PAGE TEXT:

This month, you’ve discovered that you have toes. I know it probably sounds really silly for this to be some kind of milestone, but it’s just another step in the process of you discovering your surroundings (even if they’re attached to yourself). It’s adorable to watch you grip your tiny little feet and the look of pride that washes over your face as you wiggle around and try to get those pesky things in your mouth. As cute as it is, it’s also made diaper changing a bit challenging. Guess that’s just your way of making sure that we fine tune our skills.
Speaking of discoveries and movement, you’re rolling now. I’ll lay you down on your back for you to just flip almost instantly to your belly and then proceed to do that as much as it takes to get to whatever toy or shiny object catches your eye. Our days of being able to set you down and know you’ll be there 2 minutes later are now fading quickly.
We’ve also experimented with some solid food. Rice cereal. It’s as appetizing as it sounds. You seemed to like it, at first. But, it’s caused some problems, so we’re scrapping it for now and doing some research on some other options that won’t require me calling the doctor at 9pm because you won’t stop throwing up and handing you off to your groggy Dad so I can run to the store to get Pedialyte. As scary as it sounds, yes, sometimes we’re just making this up as we go along and hoping for the best.

SET TASKS:
**A)** Based on the letter, mark each statement yes or no, and quote the words of the letter that decide it: (i) The baby flips from back to belly. (ii) Feeding with rice cereal will go on. (iii) Diaper changing has become easier.
**B)** Rewrite the letter starting with "We’ve also experimented" and going on through "for the best.", with "groggy" replaced by "drowsy".
**C)** Write the next part of the letter to the baby, picking up after its last sentence.
The listing has no connection to the letter.

DATA SHOWN:
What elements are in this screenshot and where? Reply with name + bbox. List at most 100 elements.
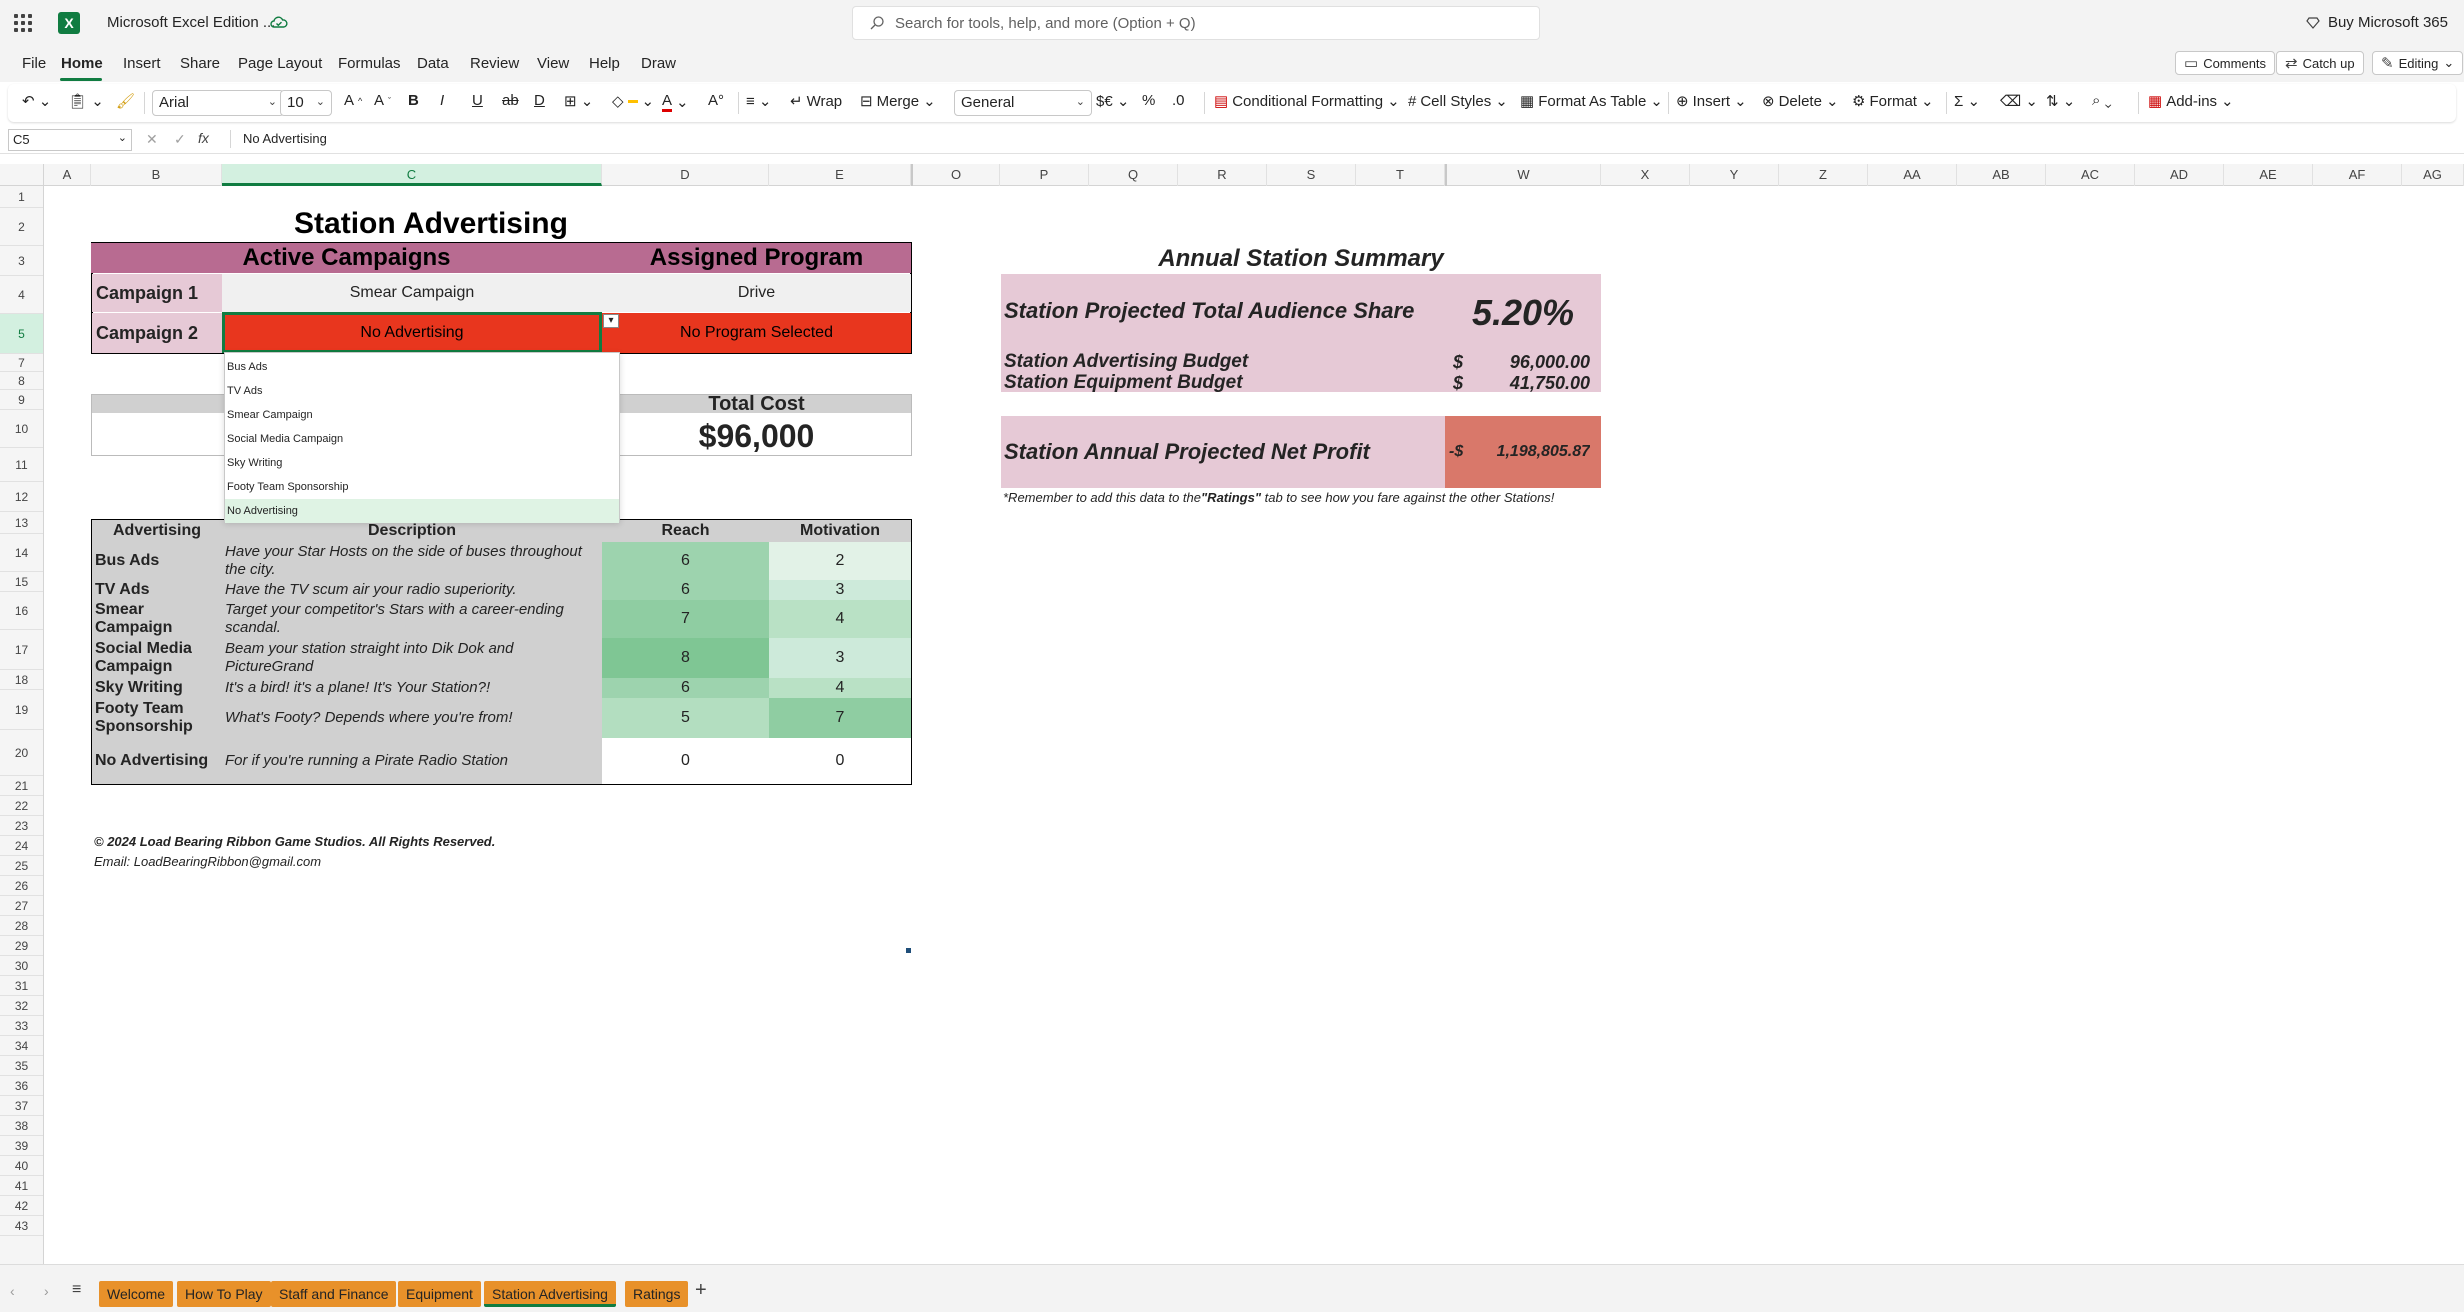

EXPECTED RESULTS:
**A)**
(i) Yes: "flip almost instantly to your belly"
(ii) No: "we’re scrapping it for now"
(iii) No: "it’s also made diaper changing a bit challenging"

**B)**
We’ve also experimented with some solid food. Rice cereal. It’s as appetizing as it sounds. You seemed to like it, at first. But, it’s caused some problems, so we’re scrapping it for now and doing some research on some other options that won’t require me calling the doctor at 9pm because you won’t stop throwing up and handing you off to your drowsy Dad so I can run to the store to get Pedialyte. As scary as it sounds, yes, sometimes we’re just making this up as we go along and hoping for the best.

**C)**
Just when I think you can’t possibly be any cuter, you totally prove me wrong. I never used to be a morning person (and arguably still am not), but I can honestly say that I look forward to getting up every morning and seeing what new discovery you’ve made.
There were times not that long ago that I remember time virtually standing still … or at least seeming to take forever. Now the days seem to zoom past and there is rarely a dull moment. Shoot, even when you finally wear your little self out, there’s mountains of things to get done that lounging on the couch is a luxury.
This month, you went to your first baseball game. In a suite, no less. Your Dad insists that’s the only way you’re going to a sporting event for at least a couple of years, so I imagine this might be your only game for a little while.
Another highlight: you’ve discovered the awesomeness of the jumperoo. You love it and down right beg to stay in it for hours. This makes getting some stuff done around the house so much easier … if I could just stop staring at how amazing you are.
Seriously? I’ve said it before, and I’ll say it again (and again, and again), it feels like we just brought you home yesterday. Except you can’t wear any of those clothes anymore. I had my first realization at how big you’re getting when I had to pack away an entire box of clothes that you are too big for. Just 3 months, and already too big for a lot of clothes. Truthfully, a lot was too small before now, but I was in complete denial over how big my little boy was getting already.
This month, we both had our first experience with shots – you on the receiving end, and me on the end of having to watch helplessly and do my best to comfort you while you writhed in pain. I’ve never heard such sounds come out of you until that day. By and large, you’re an incredibly happy boy unless we’ve gone a little too long between feedings, but even then you’ve never screamed with that kind of pitch or intensity.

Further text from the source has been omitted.